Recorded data
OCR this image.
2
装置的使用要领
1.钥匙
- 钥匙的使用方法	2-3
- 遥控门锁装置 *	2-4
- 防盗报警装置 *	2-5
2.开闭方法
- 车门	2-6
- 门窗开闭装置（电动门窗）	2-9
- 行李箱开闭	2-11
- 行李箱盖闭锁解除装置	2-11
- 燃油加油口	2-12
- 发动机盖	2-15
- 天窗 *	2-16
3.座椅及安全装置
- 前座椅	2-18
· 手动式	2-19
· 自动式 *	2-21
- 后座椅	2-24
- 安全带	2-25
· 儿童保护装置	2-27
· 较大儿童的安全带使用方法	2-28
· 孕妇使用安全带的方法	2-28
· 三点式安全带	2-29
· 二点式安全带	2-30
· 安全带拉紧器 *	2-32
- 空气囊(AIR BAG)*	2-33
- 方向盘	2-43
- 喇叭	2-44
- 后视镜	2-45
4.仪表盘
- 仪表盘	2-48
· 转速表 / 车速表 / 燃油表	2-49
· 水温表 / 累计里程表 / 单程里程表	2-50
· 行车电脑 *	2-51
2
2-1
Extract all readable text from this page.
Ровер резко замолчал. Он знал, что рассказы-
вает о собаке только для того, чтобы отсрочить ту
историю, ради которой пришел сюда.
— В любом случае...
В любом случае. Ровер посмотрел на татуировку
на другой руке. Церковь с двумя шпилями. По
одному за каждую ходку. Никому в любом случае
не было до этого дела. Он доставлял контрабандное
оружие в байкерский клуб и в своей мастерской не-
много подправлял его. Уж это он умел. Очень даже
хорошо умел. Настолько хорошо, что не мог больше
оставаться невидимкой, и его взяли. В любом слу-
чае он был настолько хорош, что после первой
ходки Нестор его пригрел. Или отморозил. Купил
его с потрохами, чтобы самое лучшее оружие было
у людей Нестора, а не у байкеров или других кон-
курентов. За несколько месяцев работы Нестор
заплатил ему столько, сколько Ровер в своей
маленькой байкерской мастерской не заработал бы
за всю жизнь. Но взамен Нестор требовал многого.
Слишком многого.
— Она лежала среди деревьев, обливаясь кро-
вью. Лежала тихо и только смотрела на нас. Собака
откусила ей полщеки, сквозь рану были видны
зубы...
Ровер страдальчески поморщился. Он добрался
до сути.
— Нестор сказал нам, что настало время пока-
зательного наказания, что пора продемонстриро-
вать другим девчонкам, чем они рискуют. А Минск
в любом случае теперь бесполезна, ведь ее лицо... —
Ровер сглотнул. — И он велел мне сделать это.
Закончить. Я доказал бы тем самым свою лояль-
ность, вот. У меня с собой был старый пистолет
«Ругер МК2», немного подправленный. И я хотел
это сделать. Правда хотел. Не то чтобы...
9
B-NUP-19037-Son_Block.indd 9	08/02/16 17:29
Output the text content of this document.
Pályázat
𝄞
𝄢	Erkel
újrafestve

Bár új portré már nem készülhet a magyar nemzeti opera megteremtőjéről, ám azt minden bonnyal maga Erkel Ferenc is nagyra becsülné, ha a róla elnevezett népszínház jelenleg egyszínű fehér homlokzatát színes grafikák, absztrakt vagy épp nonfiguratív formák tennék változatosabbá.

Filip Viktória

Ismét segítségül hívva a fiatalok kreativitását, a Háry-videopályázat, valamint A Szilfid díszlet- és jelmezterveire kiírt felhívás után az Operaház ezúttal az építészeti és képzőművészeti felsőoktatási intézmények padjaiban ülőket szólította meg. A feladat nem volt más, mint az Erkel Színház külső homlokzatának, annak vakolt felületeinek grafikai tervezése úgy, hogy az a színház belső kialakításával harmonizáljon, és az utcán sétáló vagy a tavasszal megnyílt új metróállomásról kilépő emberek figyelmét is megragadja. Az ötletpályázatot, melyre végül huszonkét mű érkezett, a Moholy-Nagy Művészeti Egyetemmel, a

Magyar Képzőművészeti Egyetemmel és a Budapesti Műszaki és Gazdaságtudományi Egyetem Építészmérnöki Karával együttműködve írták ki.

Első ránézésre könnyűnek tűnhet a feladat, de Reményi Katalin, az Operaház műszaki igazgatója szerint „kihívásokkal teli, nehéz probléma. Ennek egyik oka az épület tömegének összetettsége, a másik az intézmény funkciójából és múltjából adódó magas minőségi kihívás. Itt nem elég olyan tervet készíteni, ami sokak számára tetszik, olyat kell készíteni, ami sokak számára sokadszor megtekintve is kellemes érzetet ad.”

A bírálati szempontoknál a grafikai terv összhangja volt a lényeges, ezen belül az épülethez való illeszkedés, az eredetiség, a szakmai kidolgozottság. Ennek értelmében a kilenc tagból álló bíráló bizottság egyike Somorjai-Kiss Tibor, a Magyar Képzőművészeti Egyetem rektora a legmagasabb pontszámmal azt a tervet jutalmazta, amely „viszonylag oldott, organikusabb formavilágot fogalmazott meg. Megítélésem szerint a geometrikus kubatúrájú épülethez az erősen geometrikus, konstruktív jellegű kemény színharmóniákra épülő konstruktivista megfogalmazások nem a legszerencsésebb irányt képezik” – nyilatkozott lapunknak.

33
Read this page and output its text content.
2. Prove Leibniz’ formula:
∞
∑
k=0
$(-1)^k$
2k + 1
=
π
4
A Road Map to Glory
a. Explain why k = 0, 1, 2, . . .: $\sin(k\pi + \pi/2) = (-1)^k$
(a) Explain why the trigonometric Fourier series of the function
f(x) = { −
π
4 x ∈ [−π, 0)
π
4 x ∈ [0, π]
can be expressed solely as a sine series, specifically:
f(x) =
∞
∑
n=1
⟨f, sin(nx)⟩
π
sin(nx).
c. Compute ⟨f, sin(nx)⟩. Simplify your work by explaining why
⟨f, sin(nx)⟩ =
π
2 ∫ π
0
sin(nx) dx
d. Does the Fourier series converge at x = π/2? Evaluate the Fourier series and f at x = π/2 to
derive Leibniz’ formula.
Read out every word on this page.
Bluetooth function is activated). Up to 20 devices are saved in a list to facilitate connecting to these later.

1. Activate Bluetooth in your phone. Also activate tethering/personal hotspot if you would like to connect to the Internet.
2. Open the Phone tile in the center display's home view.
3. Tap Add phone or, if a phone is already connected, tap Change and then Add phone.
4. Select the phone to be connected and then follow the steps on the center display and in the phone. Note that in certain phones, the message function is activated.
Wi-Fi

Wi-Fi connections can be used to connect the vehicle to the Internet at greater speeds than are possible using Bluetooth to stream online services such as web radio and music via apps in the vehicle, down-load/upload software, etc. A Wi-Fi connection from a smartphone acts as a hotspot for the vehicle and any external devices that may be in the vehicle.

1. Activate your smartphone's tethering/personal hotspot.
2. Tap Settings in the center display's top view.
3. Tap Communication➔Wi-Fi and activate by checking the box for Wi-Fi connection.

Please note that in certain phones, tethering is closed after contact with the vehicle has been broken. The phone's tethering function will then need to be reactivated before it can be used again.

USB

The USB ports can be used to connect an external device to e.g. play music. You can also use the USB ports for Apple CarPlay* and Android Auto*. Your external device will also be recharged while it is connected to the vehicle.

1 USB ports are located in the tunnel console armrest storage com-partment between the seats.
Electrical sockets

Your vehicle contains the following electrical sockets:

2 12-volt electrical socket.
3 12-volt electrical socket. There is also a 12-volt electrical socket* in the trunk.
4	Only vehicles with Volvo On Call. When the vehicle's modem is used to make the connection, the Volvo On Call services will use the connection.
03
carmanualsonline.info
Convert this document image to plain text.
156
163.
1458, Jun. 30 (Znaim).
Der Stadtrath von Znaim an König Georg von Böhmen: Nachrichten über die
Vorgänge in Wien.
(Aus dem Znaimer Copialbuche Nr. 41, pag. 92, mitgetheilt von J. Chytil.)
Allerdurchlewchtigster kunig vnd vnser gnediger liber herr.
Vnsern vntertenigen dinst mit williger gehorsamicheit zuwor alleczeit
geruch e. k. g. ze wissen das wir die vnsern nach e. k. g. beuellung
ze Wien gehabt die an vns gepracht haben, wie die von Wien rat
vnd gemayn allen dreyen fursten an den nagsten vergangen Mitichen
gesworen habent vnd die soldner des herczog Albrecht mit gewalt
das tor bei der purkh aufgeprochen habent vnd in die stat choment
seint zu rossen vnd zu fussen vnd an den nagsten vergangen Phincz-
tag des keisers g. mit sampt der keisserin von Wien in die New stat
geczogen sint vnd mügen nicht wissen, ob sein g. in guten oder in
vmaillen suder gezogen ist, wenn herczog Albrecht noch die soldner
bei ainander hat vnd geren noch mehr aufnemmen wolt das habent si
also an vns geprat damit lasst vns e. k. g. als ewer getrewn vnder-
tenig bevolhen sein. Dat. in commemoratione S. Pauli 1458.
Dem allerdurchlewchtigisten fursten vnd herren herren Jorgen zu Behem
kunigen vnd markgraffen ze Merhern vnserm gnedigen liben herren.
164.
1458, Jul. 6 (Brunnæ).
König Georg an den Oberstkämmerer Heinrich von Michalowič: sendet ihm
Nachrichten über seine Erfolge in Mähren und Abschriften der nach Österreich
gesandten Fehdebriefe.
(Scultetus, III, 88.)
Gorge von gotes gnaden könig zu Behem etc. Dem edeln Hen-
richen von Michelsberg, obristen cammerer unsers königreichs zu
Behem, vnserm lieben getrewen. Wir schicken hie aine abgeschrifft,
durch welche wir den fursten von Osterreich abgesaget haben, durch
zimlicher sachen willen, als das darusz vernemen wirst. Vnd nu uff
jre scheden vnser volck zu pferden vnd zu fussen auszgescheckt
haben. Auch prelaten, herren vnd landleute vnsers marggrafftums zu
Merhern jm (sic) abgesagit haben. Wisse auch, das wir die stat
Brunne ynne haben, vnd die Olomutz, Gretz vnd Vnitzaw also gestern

▸ **SHORT PROBLEM**: Track down the lines that include the word "document" and copy them.

▸ **TASK ANSWER**:
Output the text content of this document.
Convert this document image to plain text.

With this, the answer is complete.